Task directions »
Review the listing and copy each line that holds the word "date".

The records »
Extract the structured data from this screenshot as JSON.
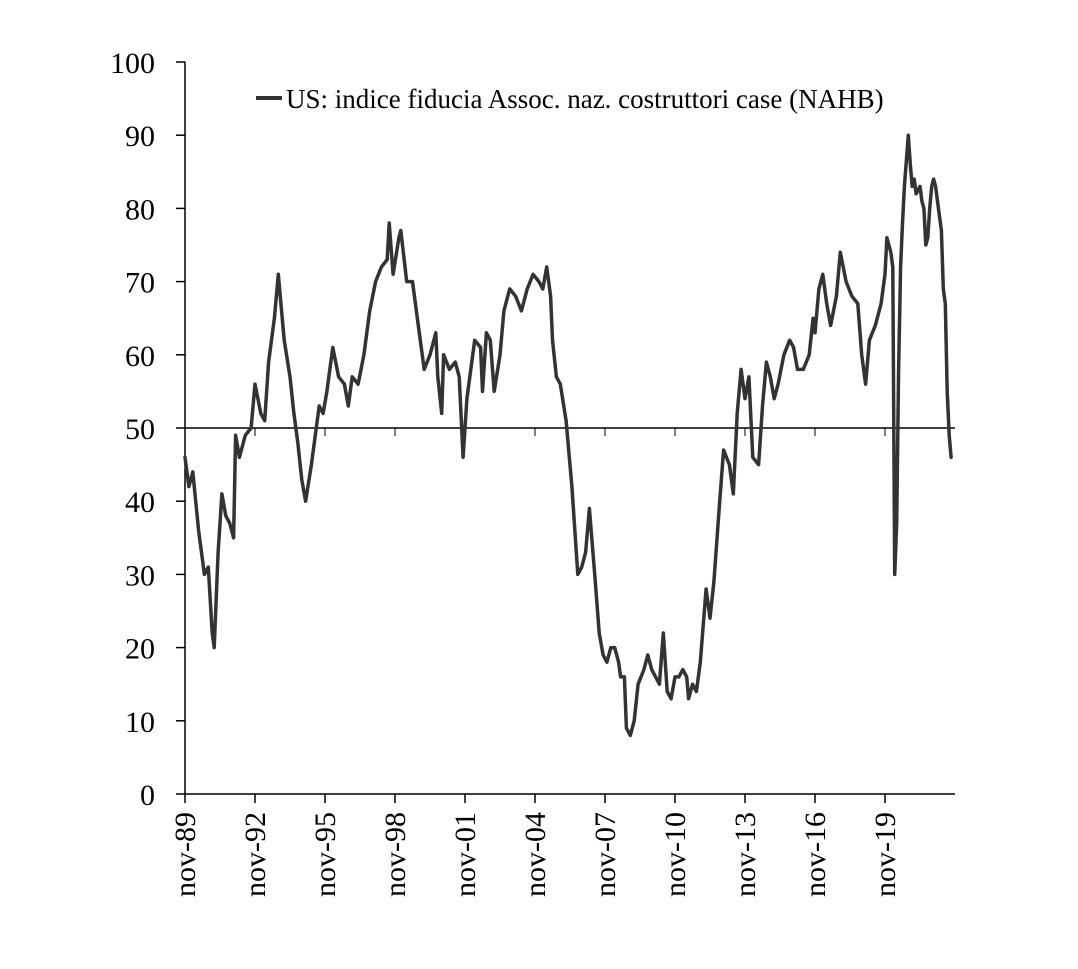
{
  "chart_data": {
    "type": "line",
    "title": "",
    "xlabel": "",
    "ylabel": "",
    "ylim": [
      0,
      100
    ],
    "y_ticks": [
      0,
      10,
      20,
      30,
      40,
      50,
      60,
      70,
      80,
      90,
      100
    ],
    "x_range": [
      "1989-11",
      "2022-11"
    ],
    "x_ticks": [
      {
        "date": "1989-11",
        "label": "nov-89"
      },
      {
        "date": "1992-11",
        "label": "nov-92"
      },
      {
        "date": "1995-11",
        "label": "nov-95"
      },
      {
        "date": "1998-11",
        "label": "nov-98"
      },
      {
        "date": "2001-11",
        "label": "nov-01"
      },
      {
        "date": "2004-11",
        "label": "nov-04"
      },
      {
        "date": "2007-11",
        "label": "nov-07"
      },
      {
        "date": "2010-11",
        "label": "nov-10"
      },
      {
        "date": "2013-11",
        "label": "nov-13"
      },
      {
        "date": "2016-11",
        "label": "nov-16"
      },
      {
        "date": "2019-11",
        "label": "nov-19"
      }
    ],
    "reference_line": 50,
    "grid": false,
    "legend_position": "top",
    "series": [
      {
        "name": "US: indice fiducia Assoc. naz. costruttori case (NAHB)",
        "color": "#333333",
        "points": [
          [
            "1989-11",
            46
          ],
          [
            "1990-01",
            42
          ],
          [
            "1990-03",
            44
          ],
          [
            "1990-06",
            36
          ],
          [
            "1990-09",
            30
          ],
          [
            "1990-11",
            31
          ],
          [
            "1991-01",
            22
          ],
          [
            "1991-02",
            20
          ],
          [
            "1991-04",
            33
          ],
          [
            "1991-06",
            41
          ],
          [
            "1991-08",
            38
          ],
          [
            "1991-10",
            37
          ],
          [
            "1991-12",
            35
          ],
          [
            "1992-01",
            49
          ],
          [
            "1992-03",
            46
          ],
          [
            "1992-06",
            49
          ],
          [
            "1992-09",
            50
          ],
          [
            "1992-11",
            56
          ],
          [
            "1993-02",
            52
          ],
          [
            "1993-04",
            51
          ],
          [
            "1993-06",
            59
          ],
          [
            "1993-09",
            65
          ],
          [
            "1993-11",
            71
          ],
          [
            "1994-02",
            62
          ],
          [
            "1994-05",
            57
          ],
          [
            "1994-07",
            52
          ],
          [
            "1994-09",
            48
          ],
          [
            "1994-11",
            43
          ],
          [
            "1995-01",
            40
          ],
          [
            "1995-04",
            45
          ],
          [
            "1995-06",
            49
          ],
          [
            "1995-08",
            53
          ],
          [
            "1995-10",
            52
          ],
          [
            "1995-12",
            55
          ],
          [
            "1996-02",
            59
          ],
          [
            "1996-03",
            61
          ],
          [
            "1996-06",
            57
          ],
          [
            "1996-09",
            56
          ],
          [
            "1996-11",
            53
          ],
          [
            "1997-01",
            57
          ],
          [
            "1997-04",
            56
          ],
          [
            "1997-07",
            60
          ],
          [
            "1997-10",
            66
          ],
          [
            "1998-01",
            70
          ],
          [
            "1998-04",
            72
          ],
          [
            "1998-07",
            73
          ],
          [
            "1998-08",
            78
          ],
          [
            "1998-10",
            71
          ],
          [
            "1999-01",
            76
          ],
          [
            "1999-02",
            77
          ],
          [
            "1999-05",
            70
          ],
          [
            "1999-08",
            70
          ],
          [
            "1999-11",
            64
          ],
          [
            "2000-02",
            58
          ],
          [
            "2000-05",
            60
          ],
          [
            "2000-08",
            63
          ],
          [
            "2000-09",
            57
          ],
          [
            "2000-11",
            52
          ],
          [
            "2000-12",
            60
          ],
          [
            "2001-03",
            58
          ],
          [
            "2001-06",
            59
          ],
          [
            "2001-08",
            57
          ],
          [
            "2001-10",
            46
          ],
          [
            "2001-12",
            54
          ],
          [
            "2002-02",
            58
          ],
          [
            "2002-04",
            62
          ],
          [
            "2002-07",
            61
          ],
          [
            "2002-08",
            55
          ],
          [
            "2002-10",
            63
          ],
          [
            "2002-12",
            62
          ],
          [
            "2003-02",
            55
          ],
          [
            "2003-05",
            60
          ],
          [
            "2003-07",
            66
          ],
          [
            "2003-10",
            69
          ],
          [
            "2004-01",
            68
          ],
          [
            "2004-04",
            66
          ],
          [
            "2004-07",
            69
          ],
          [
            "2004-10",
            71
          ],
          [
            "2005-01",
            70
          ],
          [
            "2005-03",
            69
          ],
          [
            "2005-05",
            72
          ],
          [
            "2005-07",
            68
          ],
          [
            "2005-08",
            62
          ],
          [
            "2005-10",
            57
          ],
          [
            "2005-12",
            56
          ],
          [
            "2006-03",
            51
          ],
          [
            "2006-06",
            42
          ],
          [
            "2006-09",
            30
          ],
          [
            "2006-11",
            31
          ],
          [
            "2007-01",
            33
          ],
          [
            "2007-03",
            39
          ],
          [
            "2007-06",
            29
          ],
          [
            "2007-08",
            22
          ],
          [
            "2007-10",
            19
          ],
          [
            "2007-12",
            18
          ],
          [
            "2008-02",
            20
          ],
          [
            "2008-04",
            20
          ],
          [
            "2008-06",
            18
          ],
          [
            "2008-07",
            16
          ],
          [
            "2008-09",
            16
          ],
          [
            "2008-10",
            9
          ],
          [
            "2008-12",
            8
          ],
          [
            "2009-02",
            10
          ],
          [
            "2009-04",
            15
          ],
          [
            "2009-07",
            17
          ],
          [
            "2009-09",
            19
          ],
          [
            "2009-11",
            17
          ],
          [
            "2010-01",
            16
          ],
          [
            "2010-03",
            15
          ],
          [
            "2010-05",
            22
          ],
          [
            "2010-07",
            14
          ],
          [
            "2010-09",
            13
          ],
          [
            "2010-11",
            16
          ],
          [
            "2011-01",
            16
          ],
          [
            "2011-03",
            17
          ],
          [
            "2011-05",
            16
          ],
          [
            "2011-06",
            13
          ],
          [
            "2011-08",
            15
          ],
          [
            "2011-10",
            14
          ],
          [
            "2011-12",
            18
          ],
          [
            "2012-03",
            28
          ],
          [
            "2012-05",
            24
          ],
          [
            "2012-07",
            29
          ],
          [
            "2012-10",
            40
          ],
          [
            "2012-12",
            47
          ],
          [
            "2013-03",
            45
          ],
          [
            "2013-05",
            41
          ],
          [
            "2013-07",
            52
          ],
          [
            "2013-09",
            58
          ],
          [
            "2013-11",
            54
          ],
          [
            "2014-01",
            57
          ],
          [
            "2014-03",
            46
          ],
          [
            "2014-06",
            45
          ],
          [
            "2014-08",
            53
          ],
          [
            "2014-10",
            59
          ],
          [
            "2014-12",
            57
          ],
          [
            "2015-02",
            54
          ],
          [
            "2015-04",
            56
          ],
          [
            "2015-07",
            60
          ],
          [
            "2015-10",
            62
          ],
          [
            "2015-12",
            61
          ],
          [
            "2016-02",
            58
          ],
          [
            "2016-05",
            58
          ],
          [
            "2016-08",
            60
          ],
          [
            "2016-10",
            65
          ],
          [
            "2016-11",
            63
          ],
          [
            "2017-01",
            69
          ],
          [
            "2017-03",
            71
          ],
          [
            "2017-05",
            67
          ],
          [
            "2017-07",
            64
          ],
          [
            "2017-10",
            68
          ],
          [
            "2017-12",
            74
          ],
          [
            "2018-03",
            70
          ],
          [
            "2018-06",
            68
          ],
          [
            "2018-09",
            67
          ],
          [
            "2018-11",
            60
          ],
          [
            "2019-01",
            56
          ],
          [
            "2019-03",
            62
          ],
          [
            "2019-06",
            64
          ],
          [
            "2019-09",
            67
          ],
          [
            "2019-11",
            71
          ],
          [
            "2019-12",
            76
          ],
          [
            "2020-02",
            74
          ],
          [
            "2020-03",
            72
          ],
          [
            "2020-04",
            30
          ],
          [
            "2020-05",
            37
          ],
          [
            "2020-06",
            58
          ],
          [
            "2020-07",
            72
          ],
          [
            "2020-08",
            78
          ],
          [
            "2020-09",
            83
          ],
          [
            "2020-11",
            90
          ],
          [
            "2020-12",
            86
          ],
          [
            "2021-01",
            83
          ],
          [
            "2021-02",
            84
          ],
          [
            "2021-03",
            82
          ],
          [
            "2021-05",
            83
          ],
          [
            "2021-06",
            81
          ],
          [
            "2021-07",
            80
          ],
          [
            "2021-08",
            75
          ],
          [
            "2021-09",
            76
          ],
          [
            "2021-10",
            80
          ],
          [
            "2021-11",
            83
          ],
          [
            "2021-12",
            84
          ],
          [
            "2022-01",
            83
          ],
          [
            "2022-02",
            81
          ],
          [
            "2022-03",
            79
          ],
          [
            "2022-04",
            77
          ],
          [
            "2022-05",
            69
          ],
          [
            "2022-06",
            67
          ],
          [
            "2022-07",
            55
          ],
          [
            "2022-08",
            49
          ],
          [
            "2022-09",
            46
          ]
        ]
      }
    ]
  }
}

Written response »
        "date": "1989-11",
        "date": "1992-11",
        "date": "1995-11",
        "date": "1998-11",
        "date": "2001-11",
        "date": "2004-11",
        "date": "2007-11",
        "date": "2010-11",
        "date": "2013-11",
        "date": "2016-11",
        "date": "2019-11",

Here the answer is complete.